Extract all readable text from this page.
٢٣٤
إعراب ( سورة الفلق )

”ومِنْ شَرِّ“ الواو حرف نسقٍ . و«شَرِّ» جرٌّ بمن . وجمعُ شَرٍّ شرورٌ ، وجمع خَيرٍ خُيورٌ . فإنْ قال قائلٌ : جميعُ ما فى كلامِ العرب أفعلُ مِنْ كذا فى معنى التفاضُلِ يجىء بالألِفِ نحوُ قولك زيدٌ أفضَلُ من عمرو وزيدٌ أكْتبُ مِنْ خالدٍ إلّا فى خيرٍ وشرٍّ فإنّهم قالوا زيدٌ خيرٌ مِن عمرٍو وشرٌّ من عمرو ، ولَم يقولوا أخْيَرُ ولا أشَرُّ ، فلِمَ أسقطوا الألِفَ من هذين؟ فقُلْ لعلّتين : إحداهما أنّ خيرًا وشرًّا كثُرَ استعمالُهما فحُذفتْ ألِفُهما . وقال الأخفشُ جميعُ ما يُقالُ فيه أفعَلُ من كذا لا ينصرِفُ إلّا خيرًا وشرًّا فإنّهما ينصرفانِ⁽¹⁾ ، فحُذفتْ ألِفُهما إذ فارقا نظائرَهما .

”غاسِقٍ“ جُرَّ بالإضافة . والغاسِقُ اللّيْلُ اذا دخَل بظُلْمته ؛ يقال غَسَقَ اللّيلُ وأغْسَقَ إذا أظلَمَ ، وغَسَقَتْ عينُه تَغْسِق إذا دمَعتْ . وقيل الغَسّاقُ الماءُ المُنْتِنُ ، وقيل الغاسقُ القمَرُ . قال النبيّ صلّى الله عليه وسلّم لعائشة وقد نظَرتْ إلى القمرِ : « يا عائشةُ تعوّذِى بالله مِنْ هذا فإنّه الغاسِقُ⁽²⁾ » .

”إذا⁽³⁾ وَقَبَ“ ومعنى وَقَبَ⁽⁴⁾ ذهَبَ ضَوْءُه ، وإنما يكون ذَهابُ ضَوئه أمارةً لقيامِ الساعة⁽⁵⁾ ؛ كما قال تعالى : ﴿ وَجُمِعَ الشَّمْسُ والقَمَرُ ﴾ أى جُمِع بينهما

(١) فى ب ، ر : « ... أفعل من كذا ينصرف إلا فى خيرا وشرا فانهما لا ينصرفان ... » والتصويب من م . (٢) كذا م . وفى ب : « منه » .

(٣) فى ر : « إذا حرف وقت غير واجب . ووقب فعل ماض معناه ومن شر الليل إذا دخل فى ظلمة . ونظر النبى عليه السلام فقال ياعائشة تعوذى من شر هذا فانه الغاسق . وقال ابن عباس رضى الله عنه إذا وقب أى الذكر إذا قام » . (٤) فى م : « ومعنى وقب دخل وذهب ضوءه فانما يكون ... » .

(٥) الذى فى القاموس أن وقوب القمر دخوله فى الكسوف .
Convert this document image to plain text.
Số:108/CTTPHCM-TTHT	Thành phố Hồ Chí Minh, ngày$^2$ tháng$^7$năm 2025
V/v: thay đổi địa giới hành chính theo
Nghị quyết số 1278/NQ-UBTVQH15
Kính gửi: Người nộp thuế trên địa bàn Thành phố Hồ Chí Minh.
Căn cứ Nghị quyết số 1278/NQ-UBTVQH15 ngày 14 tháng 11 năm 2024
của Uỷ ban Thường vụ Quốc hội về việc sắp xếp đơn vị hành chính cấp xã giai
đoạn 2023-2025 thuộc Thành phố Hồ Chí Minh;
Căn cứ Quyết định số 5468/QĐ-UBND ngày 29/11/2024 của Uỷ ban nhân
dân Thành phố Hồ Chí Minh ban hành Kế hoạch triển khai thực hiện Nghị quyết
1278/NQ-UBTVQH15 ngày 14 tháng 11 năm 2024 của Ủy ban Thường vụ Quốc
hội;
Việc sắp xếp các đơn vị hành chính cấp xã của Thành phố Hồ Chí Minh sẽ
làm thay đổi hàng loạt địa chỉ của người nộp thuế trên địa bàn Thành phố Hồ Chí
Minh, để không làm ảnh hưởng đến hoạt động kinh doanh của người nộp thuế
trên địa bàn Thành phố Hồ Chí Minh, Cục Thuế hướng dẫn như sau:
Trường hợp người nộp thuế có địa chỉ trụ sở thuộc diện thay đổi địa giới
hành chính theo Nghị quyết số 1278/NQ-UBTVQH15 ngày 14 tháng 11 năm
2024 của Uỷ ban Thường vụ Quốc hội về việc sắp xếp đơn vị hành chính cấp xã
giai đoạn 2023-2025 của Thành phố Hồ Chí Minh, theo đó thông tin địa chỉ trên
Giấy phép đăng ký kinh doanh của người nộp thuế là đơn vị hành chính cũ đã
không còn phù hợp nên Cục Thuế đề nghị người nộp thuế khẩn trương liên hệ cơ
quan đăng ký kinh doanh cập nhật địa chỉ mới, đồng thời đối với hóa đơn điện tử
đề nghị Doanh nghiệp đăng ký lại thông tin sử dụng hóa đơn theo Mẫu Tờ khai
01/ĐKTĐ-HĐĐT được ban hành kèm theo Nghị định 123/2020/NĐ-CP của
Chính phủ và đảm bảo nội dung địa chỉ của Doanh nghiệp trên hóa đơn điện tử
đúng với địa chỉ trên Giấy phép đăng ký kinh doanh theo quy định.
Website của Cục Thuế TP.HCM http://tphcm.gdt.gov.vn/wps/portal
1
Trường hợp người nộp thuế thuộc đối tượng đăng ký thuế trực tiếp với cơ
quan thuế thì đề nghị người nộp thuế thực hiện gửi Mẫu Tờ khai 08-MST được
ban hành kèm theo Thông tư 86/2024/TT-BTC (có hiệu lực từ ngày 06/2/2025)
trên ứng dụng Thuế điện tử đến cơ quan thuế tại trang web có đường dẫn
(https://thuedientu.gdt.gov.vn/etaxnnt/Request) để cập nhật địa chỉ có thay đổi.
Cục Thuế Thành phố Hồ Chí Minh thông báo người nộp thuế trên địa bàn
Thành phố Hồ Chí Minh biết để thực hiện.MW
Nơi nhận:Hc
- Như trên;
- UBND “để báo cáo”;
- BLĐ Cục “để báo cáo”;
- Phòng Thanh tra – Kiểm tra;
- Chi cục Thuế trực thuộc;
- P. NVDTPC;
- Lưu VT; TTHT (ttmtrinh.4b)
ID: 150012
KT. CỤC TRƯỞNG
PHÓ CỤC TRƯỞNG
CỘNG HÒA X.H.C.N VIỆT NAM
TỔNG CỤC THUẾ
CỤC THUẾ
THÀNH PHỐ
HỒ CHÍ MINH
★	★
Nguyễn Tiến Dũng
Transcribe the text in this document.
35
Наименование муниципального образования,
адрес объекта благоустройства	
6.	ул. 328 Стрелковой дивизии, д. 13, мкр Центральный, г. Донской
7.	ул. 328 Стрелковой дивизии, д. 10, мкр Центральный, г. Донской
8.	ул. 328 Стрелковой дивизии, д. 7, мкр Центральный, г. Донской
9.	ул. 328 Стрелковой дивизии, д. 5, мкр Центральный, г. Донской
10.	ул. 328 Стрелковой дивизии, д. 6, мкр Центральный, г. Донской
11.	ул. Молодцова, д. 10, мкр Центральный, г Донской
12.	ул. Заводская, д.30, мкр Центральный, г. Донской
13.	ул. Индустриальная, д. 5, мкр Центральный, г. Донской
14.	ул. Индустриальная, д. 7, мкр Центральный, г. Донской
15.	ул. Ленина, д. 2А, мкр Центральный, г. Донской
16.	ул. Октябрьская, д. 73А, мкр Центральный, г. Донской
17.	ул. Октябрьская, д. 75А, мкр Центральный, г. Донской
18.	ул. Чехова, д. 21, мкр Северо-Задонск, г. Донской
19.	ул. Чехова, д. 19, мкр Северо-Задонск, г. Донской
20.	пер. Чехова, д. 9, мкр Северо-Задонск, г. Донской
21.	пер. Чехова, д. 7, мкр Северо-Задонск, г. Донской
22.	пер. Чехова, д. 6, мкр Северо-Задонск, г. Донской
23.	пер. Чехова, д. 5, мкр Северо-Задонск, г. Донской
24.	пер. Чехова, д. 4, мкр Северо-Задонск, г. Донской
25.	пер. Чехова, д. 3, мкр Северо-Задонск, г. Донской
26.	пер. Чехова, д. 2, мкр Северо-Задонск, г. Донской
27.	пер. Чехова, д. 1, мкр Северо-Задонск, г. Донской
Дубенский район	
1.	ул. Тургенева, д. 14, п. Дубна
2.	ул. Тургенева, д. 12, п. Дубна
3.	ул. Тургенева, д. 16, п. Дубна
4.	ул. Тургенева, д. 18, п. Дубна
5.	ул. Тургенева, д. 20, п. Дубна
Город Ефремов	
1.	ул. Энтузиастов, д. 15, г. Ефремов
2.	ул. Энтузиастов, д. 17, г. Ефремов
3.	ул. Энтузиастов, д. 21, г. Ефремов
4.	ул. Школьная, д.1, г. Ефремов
- - -
GIVEN TASK -> Give the count of lines in the records that contain "Тургенева", and no other text.

RESULT FOR THIS TASK -> 5